◆ WHAT THE TASK ASKS
Show every line in the entries below where the word "name" appears.
──────────
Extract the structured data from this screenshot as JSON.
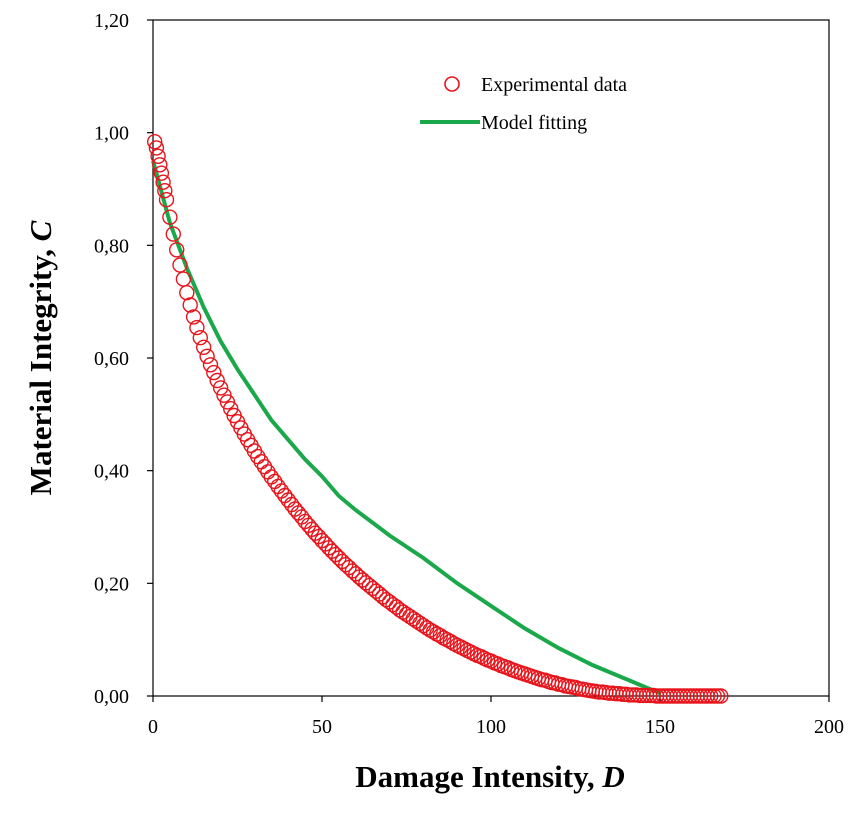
{
  "chart_data": {
    "type": "scatter",
    "title": "",
    "xlabel": "Damage Intensity, ",
    "xlabel_var": "D",
    "ylabel": "Material Integrity, ",
    "ylabel_var": "C",
    "xlim": [
      0,
      200
    ],
    "ylim": [
      0,
      1.2
    ],
    "x_ticks": [
      "0",
      "50",
      "100",
      "150",
      "200"
    ],
    "y_ticks": [
      "0,00",
      "0,20",
      "0,40",
      "0,60",
      "0,80",
      "1,00",
      "1,20"
    ],
    "grid": false,
    "legend_position": "top-center",
    "series": [
      {
        "name": "Experimental data",
        "kind": "markers",
        "marker": "open-circle",
        "color": "#e8141b",
        "x": [
          0.5,
          1,
          1.5,
          2,
          2.5,
          3,
          3.5,
          4,
          5,
          6,
          7,
          8,
          9,
          10,
          11,
          12,
          13,
          14,
          15,
          16,
          17,
          18,
          19,
          20,
          21,
          22,
          23,
          24,
          25,
          26,
          27,
          28,
          29,
          30,
          31,
          32,
          33,
          34,
          35,
          36,
          37,
          38,
          39,
          40,
          41,
          42,
          43,
          44,
          45,
          46,
          47,
          48,
          49,
          50,
          51,
          52,
          53,
          54,
          55,
          56,
          57,
          58,
          59,
          60,
          61,
          62,
          63,
          64,
          65,
          66,
          67,
          68,
          69,
          70,
          71,
          72,
          73,
          74,
          75,
          76,
          77,
          78,
          79,
          80,
          81,
          82,
          83,
          84,
          85,
          86,
          87,
          88,
          89,
          90,
          91,
          92,
          93,
          94,
          95,
          96,
          97,
          98,
          99,
          100,
          101,
          102,
          103,
          104,
          105,
          106,
          107,
          108,
          109,
          110,
          111,
          112,
          113,
          114,
          115,
          116,
          117,
          118,
          119,
          120,
          121,
          122,
          123,
          124,
          125,
          126,
          127,
          128,
          129,
          130,
          131,
          132,
          133,
          134,
          135,
          136,
          137,
          138,
          139,
          140,
          141,
          142,
          143,
          144,
          145,
          146,
          147,
          148,
          149,
          150,
          151,
          152,
          153,
          154,
          155,
          156,
          157,
          158,
          159,
          160,
          161,
          162,
          163,
          164,
          165,
          166,
          167,
          168
        ],
        "y": [
          0.984,
          0.973,
          0.958,
          0.943,
          0.928,
          0.912,
          0.897,
          0.881,
          0.85,
          0.82,
          0.792,
          0.765,
          0.74,
          0.716,
          0.694,
          0.673,
          0.654,
          0.636,
          0.619,
          0.603,
          0.588,
          0.574,
          0.56,
          0.547,
          0.534,
          0.522,
          0.51,
          0.498,
          0.487,
          0.476,
          0.465,
          0.455,
          0.445,
          0.435,
          0.425,
          0.416,
          0.407,
          0.398,
          0.389,
          0.381,
          0.372,
          0.364,
          0.356,
          0.348,
          0.34,
          0.332,
          0.325,
          0.318,
          0.31,
          0.303,
          0.296,
          0.289,
          0.283,
          0.276,
          0.27,
          0.263,
          0.257,
          0.251,
          0.245,
          0.239,
          0.233,
          0.228,
          0.222,
          0.217,
          0.211,
          0.206,
          0.201,
          0.196,
          0.191,
          0.186,
          0.181,
          0.176,
          0.171,
          0.167,
          0.162,
          0.158,
          0.153,
          0.149,
          0.145,
          0.141,
          0.137,
          0.133,
          0.129,
          0.125,
          0.121,
          0.117,
          0.114,
          0.11,
          0.107,
          0.103,
          0.1,
          0.097,
          0.093,
          0.09,
          0.087,
          0.084,
          0.081,
          0.078,
          0.075,
          0.072,
          0.07,
          0.067,
          0.064,
          0.062,
          0.059,
          0.057,
          0.054,
          0.052,
          0.05,
          0.047,
          0.045,
          0.043,
          0.041,
          0.039,
          0.037,
          0.035,
          0.033,
          0.031,
          0.029,
          0.028,
          0.026,
          0.024,
          0.023,
          0.021,
          0.02,
          0.018,
          0.017,
          0.016,
          0.015,
          0.013,
          0.012,
          0.011,
          0.01,
          0.009,
          0.008,
          0.007,
          0.007,
          0.006,
          0.005,
          0.005,
          0.004,
          0.004,
          0.003,
          0.003,
          0.002,
          0.002,
          0.002,
          0.001,
          0.001,
          0.001,
          0.001,
          0.001,
          0.0,
          0.0,
          0.0,
          0.0,
          0.0,
          0.0,
          0.0,
          0.0,
          0.0,
          0.0,
          0.0,
          0.0,
          0.0,
          0.0,
          0.0,
          0.0,
          0.0,
          0.0,
          0.0,
          0.0
        ]
      },
      {
        "name": "Model fitting",
        "kind": "line",
        "color": "#1aa84a",
        "x": [
          0,
          5,
          10,
          15,
          20,
          25,
          30,
          35,
          40,
          45,
          50,
          55,
          60,
          70,
          80,
          90,
          100,
          110,
          120,
          130,
          140,
          150
        ],
        "y": [
          0.95,
          0.84,
          0.76,
          0.69,
          0.63,
          0.58,
          0.535,
          0.49,
          0.455,
          0.42,
          0.39,
          0.355,
          0.33,
          0.285,
          0.245,
          0.2,
          0.16,
          0.12,
          0.085,
          0.055,
          0.03,
          0.005
        ]
      }
    ]
  }
}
──────────
◆ COMPLETED EXERCISE
        "name": "Experimental data",
        "name": "Model fitting",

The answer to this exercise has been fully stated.